Given request
Copy each line of the records that holds the string "Scan".

Start of Data provided

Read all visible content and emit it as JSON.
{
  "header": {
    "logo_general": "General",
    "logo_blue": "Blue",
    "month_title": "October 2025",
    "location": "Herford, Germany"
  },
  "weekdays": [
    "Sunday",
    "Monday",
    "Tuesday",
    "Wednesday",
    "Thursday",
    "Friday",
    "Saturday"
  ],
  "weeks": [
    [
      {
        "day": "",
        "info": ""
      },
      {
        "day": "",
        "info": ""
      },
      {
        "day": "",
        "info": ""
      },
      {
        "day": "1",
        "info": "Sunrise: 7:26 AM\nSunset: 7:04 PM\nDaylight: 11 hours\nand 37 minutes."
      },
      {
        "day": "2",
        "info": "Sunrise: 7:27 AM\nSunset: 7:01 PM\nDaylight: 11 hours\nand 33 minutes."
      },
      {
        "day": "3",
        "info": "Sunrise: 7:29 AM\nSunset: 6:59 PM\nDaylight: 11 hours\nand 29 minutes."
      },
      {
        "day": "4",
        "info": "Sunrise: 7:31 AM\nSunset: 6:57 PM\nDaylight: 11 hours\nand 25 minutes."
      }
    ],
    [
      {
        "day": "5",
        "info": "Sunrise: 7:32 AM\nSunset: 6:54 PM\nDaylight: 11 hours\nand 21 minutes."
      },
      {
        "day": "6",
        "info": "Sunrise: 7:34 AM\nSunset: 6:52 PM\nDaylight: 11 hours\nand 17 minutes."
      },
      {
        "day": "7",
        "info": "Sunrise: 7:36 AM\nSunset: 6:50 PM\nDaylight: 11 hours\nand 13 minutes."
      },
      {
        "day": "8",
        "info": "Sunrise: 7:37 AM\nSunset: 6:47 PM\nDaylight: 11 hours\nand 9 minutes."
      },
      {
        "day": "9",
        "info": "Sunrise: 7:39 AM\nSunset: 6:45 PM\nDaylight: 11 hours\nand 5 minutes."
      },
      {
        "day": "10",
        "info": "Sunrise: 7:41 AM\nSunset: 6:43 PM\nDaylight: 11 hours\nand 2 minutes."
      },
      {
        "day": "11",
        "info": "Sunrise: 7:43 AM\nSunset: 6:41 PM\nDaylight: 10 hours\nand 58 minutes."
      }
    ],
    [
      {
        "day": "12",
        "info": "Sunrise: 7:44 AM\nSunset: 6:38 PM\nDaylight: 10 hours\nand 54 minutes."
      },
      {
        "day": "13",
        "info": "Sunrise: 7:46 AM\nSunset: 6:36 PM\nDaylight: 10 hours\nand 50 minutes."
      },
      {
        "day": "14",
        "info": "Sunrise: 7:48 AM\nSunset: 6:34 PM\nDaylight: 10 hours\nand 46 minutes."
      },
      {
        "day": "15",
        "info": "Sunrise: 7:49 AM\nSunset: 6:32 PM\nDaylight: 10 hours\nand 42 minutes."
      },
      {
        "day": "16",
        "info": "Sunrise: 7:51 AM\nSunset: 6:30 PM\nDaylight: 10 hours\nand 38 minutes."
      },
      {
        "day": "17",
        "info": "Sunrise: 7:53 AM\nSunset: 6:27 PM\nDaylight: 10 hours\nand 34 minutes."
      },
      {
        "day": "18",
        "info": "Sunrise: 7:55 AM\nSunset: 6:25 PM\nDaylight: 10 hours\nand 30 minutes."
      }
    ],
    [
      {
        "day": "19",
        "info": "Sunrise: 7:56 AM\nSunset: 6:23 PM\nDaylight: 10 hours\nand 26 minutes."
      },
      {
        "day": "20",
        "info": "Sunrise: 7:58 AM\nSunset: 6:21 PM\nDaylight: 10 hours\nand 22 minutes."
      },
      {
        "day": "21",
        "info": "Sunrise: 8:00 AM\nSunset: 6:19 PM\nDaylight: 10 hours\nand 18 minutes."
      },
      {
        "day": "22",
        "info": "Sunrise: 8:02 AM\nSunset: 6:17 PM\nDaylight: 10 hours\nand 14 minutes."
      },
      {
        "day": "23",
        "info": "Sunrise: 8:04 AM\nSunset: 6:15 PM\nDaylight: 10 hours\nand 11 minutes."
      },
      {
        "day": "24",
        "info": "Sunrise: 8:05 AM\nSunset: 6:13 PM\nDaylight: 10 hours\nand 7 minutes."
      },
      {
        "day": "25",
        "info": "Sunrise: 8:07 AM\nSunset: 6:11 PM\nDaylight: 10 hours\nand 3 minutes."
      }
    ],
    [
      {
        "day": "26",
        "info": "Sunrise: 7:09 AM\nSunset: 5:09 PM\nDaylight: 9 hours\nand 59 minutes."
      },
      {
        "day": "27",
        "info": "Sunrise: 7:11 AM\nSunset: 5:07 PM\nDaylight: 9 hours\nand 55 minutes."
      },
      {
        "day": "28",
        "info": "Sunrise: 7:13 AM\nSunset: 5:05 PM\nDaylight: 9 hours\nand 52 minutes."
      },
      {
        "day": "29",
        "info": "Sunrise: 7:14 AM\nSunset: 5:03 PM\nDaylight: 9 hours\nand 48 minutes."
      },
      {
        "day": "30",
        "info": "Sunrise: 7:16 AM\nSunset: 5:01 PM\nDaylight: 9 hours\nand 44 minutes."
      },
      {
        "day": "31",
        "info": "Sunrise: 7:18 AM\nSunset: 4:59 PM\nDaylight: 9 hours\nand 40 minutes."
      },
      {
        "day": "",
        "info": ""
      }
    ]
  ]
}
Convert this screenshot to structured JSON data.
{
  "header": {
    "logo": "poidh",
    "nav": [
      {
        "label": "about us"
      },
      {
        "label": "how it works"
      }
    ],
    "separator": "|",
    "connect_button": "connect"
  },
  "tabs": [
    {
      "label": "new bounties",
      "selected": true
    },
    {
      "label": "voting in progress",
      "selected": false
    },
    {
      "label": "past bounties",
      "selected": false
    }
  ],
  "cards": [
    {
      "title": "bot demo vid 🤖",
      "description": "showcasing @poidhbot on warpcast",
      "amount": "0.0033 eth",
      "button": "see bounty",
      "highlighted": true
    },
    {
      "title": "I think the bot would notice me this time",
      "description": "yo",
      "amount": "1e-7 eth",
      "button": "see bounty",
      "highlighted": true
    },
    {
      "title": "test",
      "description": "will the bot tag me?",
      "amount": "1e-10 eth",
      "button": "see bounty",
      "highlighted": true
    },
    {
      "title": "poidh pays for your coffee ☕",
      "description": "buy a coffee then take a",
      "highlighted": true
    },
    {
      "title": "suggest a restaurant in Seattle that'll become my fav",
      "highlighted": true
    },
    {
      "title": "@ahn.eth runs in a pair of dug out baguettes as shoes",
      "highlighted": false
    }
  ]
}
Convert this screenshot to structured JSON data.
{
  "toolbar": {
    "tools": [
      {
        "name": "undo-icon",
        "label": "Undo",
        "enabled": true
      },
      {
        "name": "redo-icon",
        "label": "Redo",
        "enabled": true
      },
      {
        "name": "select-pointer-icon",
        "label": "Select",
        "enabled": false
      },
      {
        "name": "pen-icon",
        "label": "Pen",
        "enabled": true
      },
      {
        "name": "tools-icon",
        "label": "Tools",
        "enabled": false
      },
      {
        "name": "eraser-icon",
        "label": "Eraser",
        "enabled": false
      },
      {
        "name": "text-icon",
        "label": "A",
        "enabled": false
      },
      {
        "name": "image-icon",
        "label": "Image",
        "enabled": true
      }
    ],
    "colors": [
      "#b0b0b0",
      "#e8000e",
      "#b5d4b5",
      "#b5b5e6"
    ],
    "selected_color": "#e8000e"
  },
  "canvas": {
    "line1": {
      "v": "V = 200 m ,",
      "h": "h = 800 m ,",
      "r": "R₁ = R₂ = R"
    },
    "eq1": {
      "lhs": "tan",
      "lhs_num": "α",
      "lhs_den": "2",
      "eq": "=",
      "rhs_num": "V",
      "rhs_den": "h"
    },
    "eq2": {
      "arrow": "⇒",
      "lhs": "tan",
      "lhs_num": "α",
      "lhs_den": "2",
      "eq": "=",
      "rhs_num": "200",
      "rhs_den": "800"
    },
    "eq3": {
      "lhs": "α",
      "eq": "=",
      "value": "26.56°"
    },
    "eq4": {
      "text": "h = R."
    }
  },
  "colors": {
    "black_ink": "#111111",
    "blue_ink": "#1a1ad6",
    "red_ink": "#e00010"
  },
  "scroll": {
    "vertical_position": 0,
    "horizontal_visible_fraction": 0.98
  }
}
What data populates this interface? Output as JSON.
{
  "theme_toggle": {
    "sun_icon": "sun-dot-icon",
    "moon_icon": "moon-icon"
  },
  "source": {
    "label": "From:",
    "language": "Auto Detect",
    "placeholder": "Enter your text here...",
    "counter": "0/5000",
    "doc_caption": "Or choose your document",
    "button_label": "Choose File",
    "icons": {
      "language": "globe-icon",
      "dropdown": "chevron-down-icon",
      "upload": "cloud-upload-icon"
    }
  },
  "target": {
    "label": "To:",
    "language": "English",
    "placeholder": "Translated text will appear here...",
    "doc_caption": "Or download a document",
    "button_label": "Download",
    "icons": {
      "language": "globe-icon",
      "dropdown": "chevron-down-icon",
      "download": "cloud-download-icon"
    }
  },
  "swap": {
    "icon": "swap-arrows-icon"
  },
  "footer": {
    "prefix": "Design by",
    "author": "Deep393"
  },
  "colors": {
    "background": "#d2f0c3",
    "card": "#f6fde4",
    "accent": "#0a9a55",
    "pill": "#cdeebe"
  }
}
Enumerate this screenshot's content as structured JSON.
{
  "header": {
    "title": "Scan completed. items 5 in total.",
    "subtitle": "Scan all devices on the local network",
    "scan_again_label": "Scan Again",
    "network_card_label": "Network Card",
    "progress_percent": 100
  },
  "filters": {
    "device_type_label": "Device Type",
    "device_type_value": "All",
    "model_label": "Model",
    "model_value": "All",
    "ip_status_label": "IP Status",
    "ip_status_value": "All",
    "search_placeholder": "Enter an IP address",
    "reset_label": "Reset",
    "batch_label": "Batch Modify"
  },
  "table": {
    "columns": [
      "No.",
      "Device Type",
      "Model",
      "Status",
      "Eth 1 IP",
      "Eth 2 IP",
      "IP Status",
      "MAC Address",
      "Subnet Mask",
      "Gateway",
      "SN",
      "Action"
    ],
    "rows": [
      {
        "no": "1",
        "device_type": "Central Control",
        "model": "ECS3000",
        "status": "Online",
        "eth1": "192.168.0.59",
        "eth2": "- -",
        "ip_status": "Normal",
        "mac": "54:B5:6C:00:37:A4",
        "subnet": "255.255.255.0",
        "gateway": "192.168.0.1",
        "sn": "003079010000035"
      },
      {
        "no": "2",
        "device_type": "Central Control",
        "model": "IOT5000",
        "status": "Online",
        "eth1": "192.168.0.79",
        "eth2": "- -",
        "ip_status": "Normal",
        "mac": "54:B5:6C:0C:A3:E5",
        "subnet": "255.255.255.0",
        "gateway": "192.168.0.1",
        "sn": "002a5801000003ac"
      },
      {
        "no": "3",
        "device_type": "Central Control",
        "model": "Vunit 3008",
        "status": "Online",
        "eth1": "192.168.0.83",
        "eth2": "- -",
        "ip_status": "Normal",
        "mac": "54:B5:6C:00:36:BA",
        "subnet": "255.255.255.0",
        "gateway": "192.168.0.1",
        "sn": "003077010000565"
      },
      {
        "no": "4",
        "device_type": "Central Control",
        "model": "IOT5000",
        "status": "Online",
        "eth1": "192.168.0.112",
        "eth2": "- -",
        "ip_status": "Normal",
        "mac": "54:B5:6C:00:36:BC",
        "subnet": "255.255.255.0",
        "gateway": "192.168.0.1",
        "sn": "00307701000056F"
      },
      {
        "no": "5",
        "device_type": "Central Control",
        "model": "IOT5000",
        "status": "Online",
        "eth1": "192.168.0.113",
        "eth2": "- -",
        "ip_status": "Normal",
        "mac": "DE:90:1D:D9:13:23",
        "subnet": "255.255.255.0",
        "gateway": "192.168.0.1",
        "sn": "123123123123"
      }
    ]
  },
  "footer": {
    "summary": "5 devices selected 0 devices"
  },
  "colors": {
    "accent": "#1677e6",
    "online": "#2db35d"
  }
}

End of Data provided

Exercise answer
    "title": "Scan completed. items 5 in total.",
    "subtitle": "Scan all devices on the local network",
    "scan_again_label": "Scan Again",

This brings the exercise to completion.